◆ **OBJECTIVE**
Extract each line of the material that follows exactly and omit its pictures.

◆ **RECORDS PROVIDED**
------------------------------------------------------------------------
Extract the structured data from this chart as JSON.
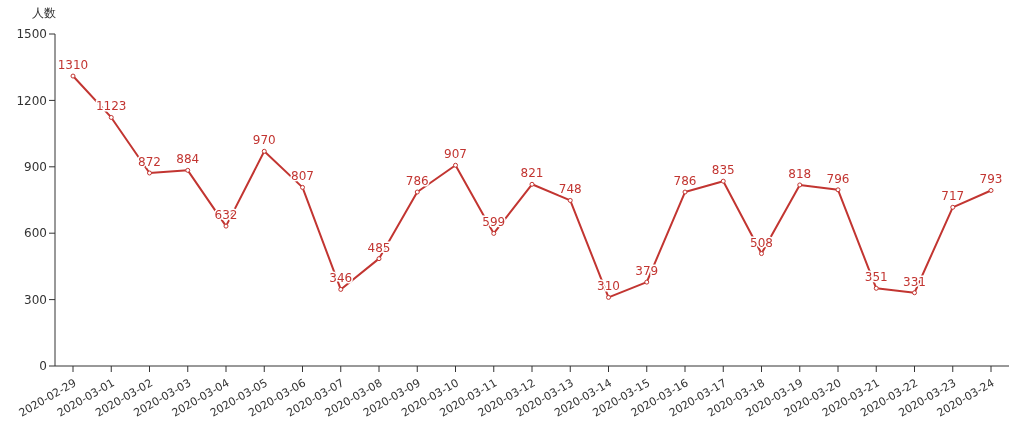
{
  "chart_data": {
    "type": "line",
    "ylabel": "人数",
    "categories": [
      "2020-02-29",
      "2020-03-01",
      "2020-03-02",
      "2020-03-03",
      "2020-03-04",
      "2020-03-05",
      "2020-03-06",
      "2020-03-07",
      "2020-03-08",
      "2020-03-09",
      "2020-03-10",
      "2020-03-11",
      "2020-03-12",
      "2020-03-13",
      "2020-03-14",
      "2020-03-15",
      "2020-03-16",
      "2020-03-17",
      "2020-03-18",
      "2020-03-19",
      "2020-03-20",
      "2020-03-21",
      "2020-03-22",
      "2020-03-23",
      "2020-03-24"
    ],
    "series": [
      {
        "color": "#c23531",
        "values": [
          1310,
          1123,
          872,
          884,
          632,
          970,
          807,
          346,
          485,
          786,
          907,
          599,
          821,
          748,
          310,
          379,
          786,
          835,
          508,
          818,
          796,
          351,
          331,
          717,
          793
        ]
      }
    ],
    "ylim": [
      0,
      1500
    ],
    "yticks": [
      0,
      300,
      600,
      900,
      1200,
      1500
    ],
    "grid": false,
    "legend": false,
    "marker": "circle",
    "line_style": "solid",
    "data_labels": true
  }
}
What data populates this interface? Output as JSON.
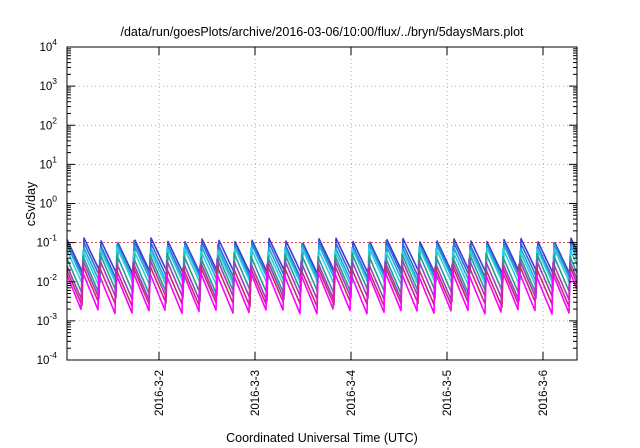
{
  "chart_data": {
    "type": "line",
    "title": "/data/run/goesPlots/archive/2016-03-06/10:00/flux/../bryn/5daysMars.plot",
    "xlabel": "Coordinated Universal Time (UTC)",
    "ylabel": "cSv/day",
    "x_range": [
      "2016-03-01T01:00",
      "2016-03-06T08:30"
    ],
    "x_ticks": [
      {
        "label": "2016-3-2",
        "date": "2016-03-02T00:00"
      },
      {
        "label": "2016-3-3",
        "date": "2016-03-03T00:00"
      },
      {
        "label": "2016-3-4",
        "date": "2016-03-04T00:00"
      },
      {
        "label": "2016-3-5",
        "date": "2016-03-05T00:00"
      },
      {
        "label": "2016-3-6",
        "date": "2016-03-06T00:00"
      }
    ],
    "y_scale": "log",
    "ylim": [
      0.0001,
      10000
    ],
    "y_ticks": [
      {
        "base": "10",
        "exp": "4"
      },
      {
        "base": "10",
        "exp": "3"
      },
      {
        "base": "10",
        "exp": "2"
      },
      {
        "base": "10",
        "exp": "1"
      },
      {
        "base": "10",
        "exp": "0"
      },
      {
        "base": "10",
        "exp": "-1"
      },
      {
        "base": "10",
        "exp": "-2"
      },
      {
        "base": "10",
        "exp": "-3"
      },
      {
        "base": "10",
        "exp": "-4"
      }
    ],
    "grid": true,
    "approx_cycle_hours": 4.2,
    "series": [
      {
        "color": "#3b3bd6",
        "peak": 0.12,
        "trough": 0.015
      },
      {
        "color": "#2f6bd8",
        "peak": 0.1,
        "trough": 0.012
      },
      {
        "color": "#1fa7d6",
        "peak": 0.085,
        "trough": 0.01
      },
      {
        "color": "#2fd0e0",
        "peak": 0.07,
        "trough": 0.008
      },
      {
        "color": "#2a9d8f",
        "peak": 0.05,
        "trough": 0.005
      },
      {
        "color": "#9b3fbf",
        "peak": 0.035,
        "trough": 0.0035
      },
      {
        "color": "#c22d6e",
        "peak": 0.025,
        "trough": 0.0025
      },
      {
        "color": "#ff00ff",
        "peak": 0.018,
        "trough": 0.0016
      }
    ],
    "reference_line": {
      "color": "#e02020",
      "value": 0.1
    }
  }
}
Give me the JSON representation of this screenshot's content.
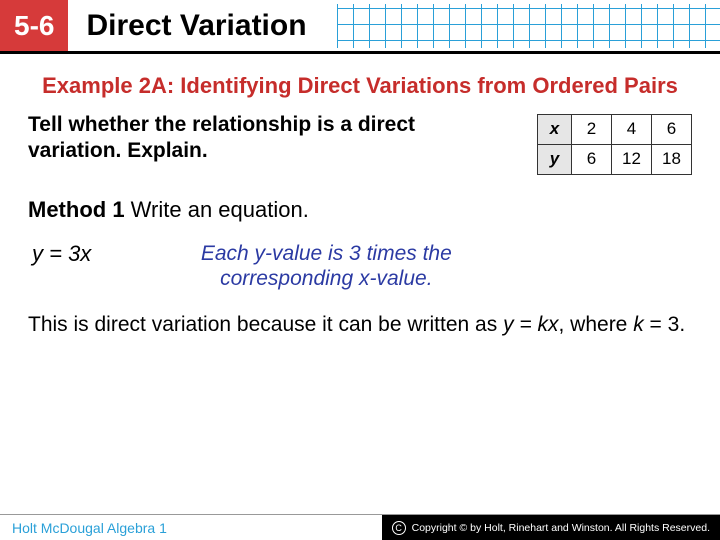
------------------------------------------------------------------------
◆ **OUTPUT OF THE EXERCISE**
Extract the structured data from this chart as JSON.
{
  "chart_data": {
    "type": "line",
    "ylabel": "人数",
    "categories": [
      "2020-02-29",
      "2020-03-01",
      "2020-03-02",
      "2020-03-03",
      "2020-03-04",
      "2020-03-05",
      "2020-03-06",
      "2020-03-07",
      "2020-03-08",
      "2020-03-09",
      "2020-03-10",
      "2020-03-11",
      "2020-03-12",
      "2020-03-13",
      "2020-03-14",
      "2020-03-15",
      "2020-03-16",
      "2020-03-17",
      "2020-03-18",
      "2020-03-19",
      "2020-03-20",
      "2020-03-21",
      "2020-03-22",
      "2020-03-23",
      "2020-03-24"
    ],
    "series": [
      {
        "color": "#c23531",
        "values": [
          1310,
          1123,
          872,
          884,
          632,
          970,
          807,
          346,
          485,
          786,
          907,
          599,
          821,
          748,
          310,
          379,
          786,
          835,
          508,
          818,
          796,
          351,
          331,
          717,
          793
        ]
      }
    ],
    "ylim": [
      0,
      1500
    ],
    "yticks": [
      0,
      300,
      600,
      900,
      1200,
      1500
    ],
    "grid": false,
    "legend": false,
    "marker": "circle",
    "line_style": "solid",
    "data_labels": true
  }
}
What data populates this interface? Output as JSON.
{
  "chart_data": {
    "type": "line",
    "title": "/data/run/goesPlots/archive/2016-03-06/10:00/flux/../bryn/5daysMars.plot",
    "xlabel": "Coordinated Universal Time (UTC)",
    "ylabel": "cSv/day",
    "x_range": [
      "2016-03-01T01:00",
      "2016-03-06T08:30"
    ],
    "x_ticks": [
      {
        "label": "2016-3-2",
        "date": "2016-03-02T00:00"
      },
      {
        "label": "2016-3-3",
        "date": "2016-03-03T00:00"
      },
      {
        "label": "2016-3-4",
        "date": "2016-03-04T00:00"
      },
      {
        "label": "2016-3-5",
        "date": "2016-03-05T00:00"
      },
      {
        "label": "2016-3-6",
        "date": "2016-03-06T00:00"
      }
    ],
    "y_scale": "log",
    "ylim": [
      0.0001,
      10000
    ],
    "y_ticks": [
      {
        "base": "10",
        "exp": "4"
      },
      {
        "base": "10",
        "exp": "3"
      },
      {
        "base": "10",
        "exp": "2"
      },
      {
        "base": "10",
        "exp": "1"
      },
      {
        "base": "10",
        "exp": "0"
      },
      {
        "base": "10",
        "exp": "-1"
      },
      {
        "base": "10",
        "exp": "-2"
      },
      {
        "base": "10",
        "exp": "-3"
      },
      {
        "base": "10",
        "exp": "-4"
      }
    ],
    "grid": true,
    "approx_cycle_hours": 4.2,
    "series": [
      {
        "color": "#3b3bd6",
        "peak": 0.12,
        "trough": 0.015
      },
      {
        "color": "#2f6bd8",
        "peak": 0.1,
        "trough": 0.012
      },
      {
        "color": "#1fa7d6",
        "peak": 0.085,
        "trough": 0.01
      },
      {
        "color": "#2fd0e0",
        "peak": 0.07,
        "trough": 0.008
      },
      {
        "color": "#2a9d8f",
        "peak": 0.05,
        "trough": 0.005
      },
      {
        "color": "#9b3fbf",
        "peak": 0.035,
        "trough": 0.0035
      },
      {
        "color": "#c22d6e",
        "peak": 0.025,
        "trough": 0.0025
      },
      {
        "color": "#ff00ff",
        "peak": 0.018,
        "trough": 0.0016
      }
    ],
    "reference_line": {
      "color": "#e02020",
      "value": 0.1
    }
  }
}
Give me the JSON representation of this screenshot's content.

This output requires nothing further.